(Stored records)
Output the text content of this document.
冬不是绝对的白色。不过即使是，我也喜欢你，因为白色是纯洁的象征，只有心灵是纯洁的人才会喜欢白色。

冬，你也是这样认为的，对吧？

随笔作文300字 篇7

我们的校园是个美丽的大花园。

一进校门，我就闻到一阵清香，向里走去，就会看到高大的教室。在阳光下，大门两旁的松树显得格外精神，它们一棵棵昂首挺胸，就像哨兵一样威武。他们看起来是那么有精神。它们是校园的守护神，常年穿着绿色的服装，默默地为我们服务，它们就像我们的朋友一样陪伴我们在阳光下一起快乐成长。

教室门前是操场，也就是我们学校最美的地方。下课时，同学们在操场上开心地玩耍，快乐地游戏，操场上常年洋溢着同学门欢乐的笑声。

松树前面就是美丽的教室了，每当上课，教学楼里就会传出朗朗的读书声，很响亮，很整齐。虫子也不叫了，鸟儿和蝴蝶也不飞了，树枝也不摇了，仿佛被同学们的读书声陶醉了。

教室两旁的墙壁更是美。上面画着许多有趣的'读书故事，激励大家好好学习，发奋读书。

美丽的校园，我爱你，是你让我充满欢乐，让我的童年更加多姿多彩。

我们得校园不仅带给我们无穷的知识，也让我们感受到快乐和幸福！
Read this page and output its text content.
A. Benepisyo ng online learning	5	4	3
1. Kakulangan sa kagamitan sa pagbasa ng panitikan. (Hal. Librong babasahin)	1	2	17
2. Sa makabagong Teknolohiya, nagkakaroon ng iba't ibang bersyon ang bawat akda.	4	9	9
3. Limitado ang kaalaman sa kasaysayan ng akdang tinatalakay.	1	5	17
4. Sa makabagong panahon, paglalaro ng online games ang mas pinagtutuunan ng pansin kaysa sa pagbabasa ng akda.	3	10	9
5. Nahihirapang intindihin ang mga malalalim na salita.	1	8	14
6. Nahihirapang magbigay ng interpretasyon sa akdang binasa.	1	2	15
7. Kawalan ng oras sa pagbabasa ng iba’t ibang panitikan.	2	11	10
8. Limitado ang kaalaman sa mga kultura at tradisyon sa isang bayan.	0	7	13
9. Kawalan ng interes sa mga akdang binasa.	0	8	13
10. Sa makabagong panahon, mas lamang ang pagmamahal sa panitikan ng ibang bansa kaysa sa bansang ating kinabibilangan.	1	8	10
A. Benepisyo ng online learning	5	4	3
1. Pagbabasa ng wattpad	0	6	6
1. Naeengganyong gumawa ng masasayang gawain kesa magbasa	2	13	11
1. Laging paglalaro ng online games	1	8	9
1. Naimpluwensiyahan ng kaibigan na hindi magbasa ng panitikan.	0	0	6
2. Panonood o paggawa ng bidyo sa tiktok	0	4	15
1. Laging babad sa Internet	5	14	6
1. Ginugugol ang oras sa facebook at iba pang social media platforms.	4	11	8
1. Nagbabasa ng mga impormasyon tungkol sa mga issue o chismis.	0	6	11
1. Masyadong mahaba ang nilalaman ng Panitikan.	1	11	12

▸ EXERCISE OBJECTIVE:
Note each line of the entries that has "Nahihirapang" in it, and copy those lines.

▸ RESULT OF THE TASK:
5. Nahihirapang intindihin ang mga malalalim na salita.	1	8	14
6. Nahihirapang magbigay ng interpretasyon sa akdang binasa.	1	2	15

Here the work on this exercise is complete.